▶ To do
Return, unchanged, the lines of the items below, starting with the line that contains "menu-item-label: Show in" and going on through the line that contains "tree-item-label: modules_exam xyxy=(38,295,120,309)". Include both of those lines and nothing else.

▶ Data extract

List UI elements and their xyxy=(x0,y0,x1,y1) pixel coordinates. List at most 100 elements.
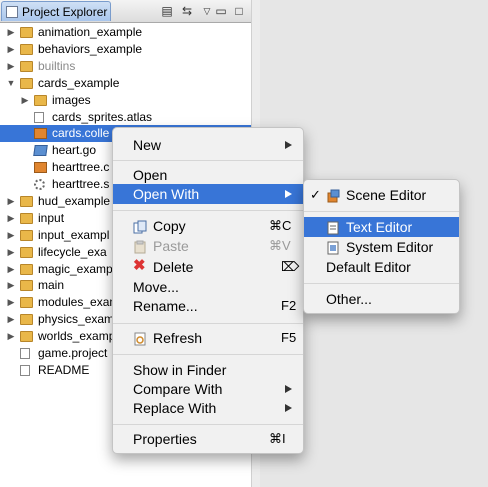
menu-item-label: Show in Finder xyxy=(133,362,227,378)
folder-icon xyxy=(20,280,33,291)
folder-icon xyxy=(20,297,33,308)
menu-item-label: New xyxy=(133,137,162,153)
folder-icon xyxy=(20,247,33,258)
expanded-twisty-icon[interactable]: ▼ xyxy=(6,75,16,92)
open-with-submenu: ✓ Scene Editor Text Editor System Editor… xyxy=(303,179,460,314)
collection-icon xyxy=(34,162,47,173)
menu-item-text-editor[interactable]: Text Editor xyxy=(304,217,459,237)
menu-item-other[interactable]: Other... xyxy=(304,289,459,309)
shortcut-label: ⌘V xyxy=(269,238,291,253)
collection-icon xyxy=(34,128,47,139)
paste-icon xyxy=(133,239,147,254)
collapse-all-icon[interactable]: ▤ xyxy=(160,4,174,18)
menu-item-new[interactable]: New xyxy=(113,135,303,155)
tree-item[interactable]: ▶ animation_example xyxy=(0,24,251,41)
shortcut-label: ⌘I xyxy=(269,431,286,446)
tree-item-label: game.project xyxy=(38,346,108,360)
menu-item-refresh[interactable]: Refresh F5 xyxy=(113,328,303,348)
submenu-arrow-icon xyxy=(285,190,292,198)
tree-item-label: modules_exam xyxy=(38,295,120,309)
menu-item-delete[interactable]: ✖ Delete ⌦ xyxy=(113,257,303,277)
menu-item-label: Move... xyxy=(133,279,179,295)
menu-item-label: Text Editor xyxy=(346,219,413,235)
menu-separator xyxy=(113,424,303,425)
project-explorer-icon xyxy=(6,6,18,18)
collapsed-twisty-icon[interactable]: ▶ xyxy=(6,227,16,244)
tree-item[interactable]: ▼ cards_example xyxy=(0,75,251,92)
collapsed-twisty-icon[interactable]: ▶ xyxy=(6,210,16,227)
tree-item-label: cards_example xyxy=(38,76,120,90)
view-menu-icon[interactable]: ▽ xyxy=(200,4,214,18)
menu-item-show-in-finder[interactable]: Show in Finder xyxy=(113,360,303,380)
tree-item-label: physics_exam xyxy=(38,312,115,326)
shortcut-label: ⌘C xyxy=(269,218,292,233)
collapsed-twisty-icon[interactable]: ▶ xyxy=(6,261,16,278)
tree-item[interactable]: ▶ images xyxy=(0,92,251,109)
menu-item-label: Default Editor xyxy=(326,259,411,275)
folder-icon xyxy=(20,196,33,207)
menu-item-label: Refresh xyxy=(153,330,203,346)
collapsed-twisty-icon[interactable]: ▶ xyxy=(6,24,16,41)
link-with-editor-icon[interactable]: ⇆ xyxy=(180,4,194,18)
menu-item-scene-editor[interactable]: ✓ Scene Editor xyxy=(304,185,459,205)
menu-item-compare-with[interactable]: Compare With xyxy=(113,379,303,399)
copy-icon xyxy=(133,219,147,234)
menu-item-rename[interactable]: Rename... F2 xyxy=(113,296,303,316)
menu-item-copy[interactable]: Copy ⌘C xyxy=(113,216,303,236)
collapsed-twisty-icon[interactable]: ▶ xyxy=(6,193,16,210)
collapsed-twisty-icon[interactable]: ▶ xyxy=(6,277,16,294)
collapsed-twisty-icon[interactable]: ▶ xyxy=(20,92,30,109)
menu-separator xyxy=(304,211,459,212)
tree-item[interactable]: ▶ behaviors_example xyxy=(0,41,251,58)
menu-separator xyxy=(113,160,303,161)
folder-icon xyxy=(20,44,33,55)
view-header: Project Explorer ▤ ⇆ ▽ ▭ □ xyxy=(0,0,251,23)
menu-item-label: Rename... xyxy=(133,298,198,314)
text-editor-icon xyxy=(326,220,340,235)
system-editor-icon xyxy=(326,240,340,255)
tree-item-label: README xyxy=(38,363,90,377)
tab-project-explorer[interactable]: Project Explorer xyxy=(1,1,111,21)
menu-item-paste[interactable]: Paste ⌘V xyxy=(113,236,303,256)
menu-item-label: Scene Editor xyxy=(346,187,427,203)
menu-item-default-editor[interactable]: Default Editor xyxy=(304,257,459,277)
tree-item-label: input_exampl xyxy=(38,228,110,242)
tree-item-label: heart.go xyxy=(52,143,97,157)
tree-item-label: hud_example xyxy=(38,194,111,208)
game-object-icon xyxy=(33,145,48,156)
menu-item-replace-with[interactable]: Replace With xyxy=(113,398,303,418)
menu-item-system-editor[interactable]: System Editor xyxy=(304,237,459,257)
collapsed-twisty-icon[interactable]: ▶ xyxy=(6,41,16,58)
menu-item-label: Copy xyxy=(153,218,186,234)
minimize-icon[interactable]: ▭ xyxy=(214,4,228,18)
menu-separator xyxy=(113,323,303,324)
menu-item-open[interactable]: Open xyxy=(113,165,303,185)
menu-item-label: Open xyxy=(133,167,168,183)
tree-item-label: hearttree.c xyxy=(52,160,110,174)
collapsed-twisty-icon[interactable]: ▶ xyxy=(6,328,16,345)
menu-item-open-with[interactable]: Open With xyxy=(113,184,303,204)
collapsed-twisty-icon[interactable]: ▶ xyxy=(6,294,16,311)
menu-item-properties[interactable]: Properties ⌘I xyxy=(113,429,303,449)
folder-icon xyxy=(20,78,33,89)
tree-item[interactable]: cards_sprites.atlas xyxy=(0,109,251,126)
tree-item-label: images xyxy=(52,93,91,107)
folder-icon xyxy=(20,230,33,241)
tree-item-label: animation_example xyxy=(38,25,143,39)
maximize-icon[interactable]: □ xyxy=(232,4,246,18)
document-icon xyxy=(34,112,44,123)
menu-separator xyxy=(304,283,459,284)
tree-item[interactable]: ▶ builtins xyxy=(0,58,251,75)
menu-item-move[interactable]: Move... xyxy=(113,277,303,297)
collapsed-twisty-icon[interactable]: ▶ xyxy=(6,58,16,75)
submenu-arrow-icon xyxy=(285,404,292,412)
tree-item-label: cards.colle xyxy=(52,126,110,140)
tree-item-label: magic_examp xyxy=(38,262,113,276)
delete-icon: ✖ xyxy=(133,257,146,274)
menu-item-label: Delete xyxy=(153,259,194,275)
shortcut-label: F2 xyxy=(281,298,297,313)
collapsed-twisty-icon[interactable]: ▶ xyxy=(6,311,16,328)
tree-item-label: input xyxy=(38,211,65,225)
collapsed-twisty-icon[interactable]: ▶ xyxy=(6,244,16,261)
submenu-arrow-icon xyxy=(285,141,292,149)
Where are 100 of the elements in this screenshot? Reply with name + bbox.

▶ Complete response
menu-item-label: Show in Finder xyxy=(133,362,227,378)
folder-icon xyxy=(20,280,33,291)
folder-icon xyxy=(20,297,33,308)
menu-item-label: New xyxy=(133,137,162,153)
folder-icon xyxy=(20,247,33,258)
expanded-twisty-icon[interactable]: ▼ xyxy=(6,75,16,92)
open-with-submenu: ✓ Scene Editor Text Editor System Editor… xyxy=(303,179,460,314)
collection-icon xyxy=(34,162,47,173)
menu-item-text-editor[interactable]: Text Editor xyxy=(304,217,459,237)
menu-item-other[interactable]: Other... xyxy=(304,289,459,309)
shortcut-label: ⌘V xyxy=(269,238,291,253)
collection-icon xyxy=(34,128,47,139)
paste-icon xyxy=(133,239,147,254)
collapse-all-icon[interactable]: ▤ xyxy=(160,4,174,18)
menu-item-new[interactable]: New xyxy=(113,135,303,155)
tree-item[interactable]: ▶ animation_example xyxy=(0,24,251,41)
shortcut-label: ⌘I xyxy=(269,431,286,446)
tree-item-label: game.project xyxy=(38,346,108,360)
menu-item-refresh[interactable]: Refresh F5 xyxy=(113,328,303,348)
submenu-arrow-icon xyxy=(285,190,292,198)
tree-item-label: modules_exam xyxy=(38,295,120,309)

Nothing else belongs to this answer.